===== Passage provided
1872 - Publication of Die Geburt der Tragödie aus dem Geist der Musik (The Birth of Tragedy out of the Spirit of Music), his first book.
Summer semester - Lecture course on Pre-Platonic philosophy.

1872-73 - Winter semester - Lecture course on “The History of Greek Eloquence” (attended by only two students). A manuscript believed to be the text of the lectures or based on the lectures has been translated as “The History of Greek Eloquence (1872-73),” trans. David J. Parent, Friedrich Nietzsche on Rhetoric and Language, ed and trans. Sander L. Gilman, Carole Blair, and David J. Parent (New York: Oxford University Press, 1989), 213-42.

1873 - Publication of the first two Unzeitgemässe Betrachtungen (Untimely Meditations): David Strauss, der Bekenner und Schrisftsteller (“David Strauss, the Confessor and Writer”) and Vom Nutzen und Nachteil der Historie für das Leben (“On the Uses and Disadvantages of History for Life”).
Spring - Writes Die Philosophie im tragischen Zeitalter der Griechen (“Philosophy in the Tragic Age of the Greeks”), based upon texts for a lecture course on Pre-Platonic philosophy.
Summer semester - Lecture course on Pre-Platonic philosophy.
Writes the unfinished manuscript Über Wahrheit und Lüge im aussermoralichen Sinne (“On the Truth and Lies in a Nonmoral Sense”)

1873-74 - Prepares notes for a course of lectures on classical rhetoric for the summer semester of 1874; the course is not offered, presumably because of lack of student interest.

 

Reading Notes

I've included page references to both Blair's original translation in Rhetoric and Philosophy and to the expanded translation by Blair and Parent, “Description of Ancient Rhetoric” in Friedrich Nietzsche on Rhetoric and Language.

I.The Concept of Rhetoric (96-103; 3-15)

  1. N. opens his lectures not with a discussion on “the concept of rhetoric,” but by referring this concept to the context of its “extraordinary development.” What makes this development “extraordinary“? The development is a function of a context which he defines as “the specific differences between the ancients and moderns.” In what way does N. understand “the ancients” and “the moderns,” and what does he identify as “the specific differences” between them? And, more generally, why does he frame his lectures on ancient rhetoric with a portrait of modern intellectual culture?
==========
===== Data supplied
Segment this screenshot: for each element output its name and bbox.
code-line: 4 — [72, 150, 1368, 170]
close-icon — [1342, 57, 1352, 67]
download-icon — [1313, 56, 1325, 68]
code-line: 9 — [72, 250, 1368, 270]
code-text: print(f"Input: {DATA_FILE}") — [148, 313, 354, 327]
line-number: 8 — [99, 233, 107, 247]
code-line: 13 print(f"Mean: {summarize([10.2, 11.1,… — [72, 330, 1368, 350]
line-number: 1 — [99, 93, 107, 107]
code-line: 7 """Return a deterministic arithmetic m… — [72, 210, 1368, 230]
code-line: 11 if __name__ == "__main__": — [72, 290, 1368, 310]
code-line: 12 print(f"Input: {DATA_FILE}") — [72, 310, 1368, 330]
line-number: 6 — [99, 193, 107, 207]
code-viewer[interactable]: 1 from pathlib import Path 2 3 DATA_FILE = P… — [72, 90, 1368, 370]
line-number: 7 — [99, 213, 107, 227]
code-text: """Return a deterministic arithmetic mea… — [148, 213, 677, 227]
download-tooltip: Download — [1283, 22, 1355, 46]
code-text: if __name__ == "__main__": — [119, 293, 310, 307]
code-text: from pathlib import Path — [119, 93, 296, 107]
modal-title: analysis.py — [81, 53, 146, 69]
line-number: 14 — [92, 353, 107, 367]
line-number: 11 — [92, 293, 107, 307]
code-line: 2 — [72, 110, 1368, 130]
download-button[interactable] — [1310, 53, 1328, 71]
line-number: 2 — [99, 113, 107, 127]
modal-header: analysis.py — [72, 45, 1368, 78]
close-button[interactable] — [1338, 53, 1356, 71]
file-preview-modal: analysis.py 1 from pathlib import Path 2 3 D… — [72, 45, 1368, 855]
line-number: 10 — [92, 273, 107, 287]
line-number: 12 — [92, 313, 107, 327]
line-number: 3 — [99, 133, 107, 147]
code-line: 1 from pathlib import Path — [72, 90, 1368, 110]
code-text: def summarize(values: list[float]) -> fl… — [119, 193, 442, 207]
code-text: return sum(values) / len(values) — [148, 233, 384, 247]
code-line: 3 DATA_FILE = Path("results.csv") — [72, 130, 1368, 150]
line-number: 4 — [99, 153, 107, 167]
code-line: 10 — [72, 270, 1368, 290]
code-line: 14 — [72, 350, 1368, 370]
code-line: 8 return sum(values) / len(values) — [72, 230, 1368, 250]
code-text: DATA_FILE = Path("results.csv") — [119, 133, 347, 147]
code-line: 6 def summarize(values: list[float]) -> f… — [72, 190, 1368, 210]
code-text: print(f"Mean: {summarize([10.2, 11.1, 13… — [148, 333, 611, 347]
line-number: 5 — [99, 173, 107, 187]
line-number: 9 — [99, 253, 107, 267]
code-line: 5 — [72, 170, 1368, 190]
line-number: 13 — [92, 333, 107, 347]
==========
- Required tasks
a) According to the Nietzsche timeline, how many students attended the 1872-73 winter semester lecture course on "The History of Greek Eloquence"?
b) Reproduce everything in the Nietzsche timeline from "1872 - Publication" down to "Press, 1989), 213-42.".

- Outputs
a) Only two students attended it.

b)
1872 - Publication of Die Geburt der Tragödie aus dem Geist der Musik (The Birth of Tragedy out of the Spirit of Music), his first book.
Summer semester - Lecture course on Pre-Platonic philosophy.

1872-73 - Winter semester - Lecture course on “The History of Greek Eloquence” (attended by only two students). A manuscript believed to be the text of the lectures or based on the lectures has been translated as “The History of Greek Eloquence (1872-73),” trans. David J. Parent, Friedrich Nietzsche on Rhetoric and Language, ed and trans. Sander L. Gilman, Carole Blair, and David J. Parent (New York: Oxford University Press, 1989), 213-42.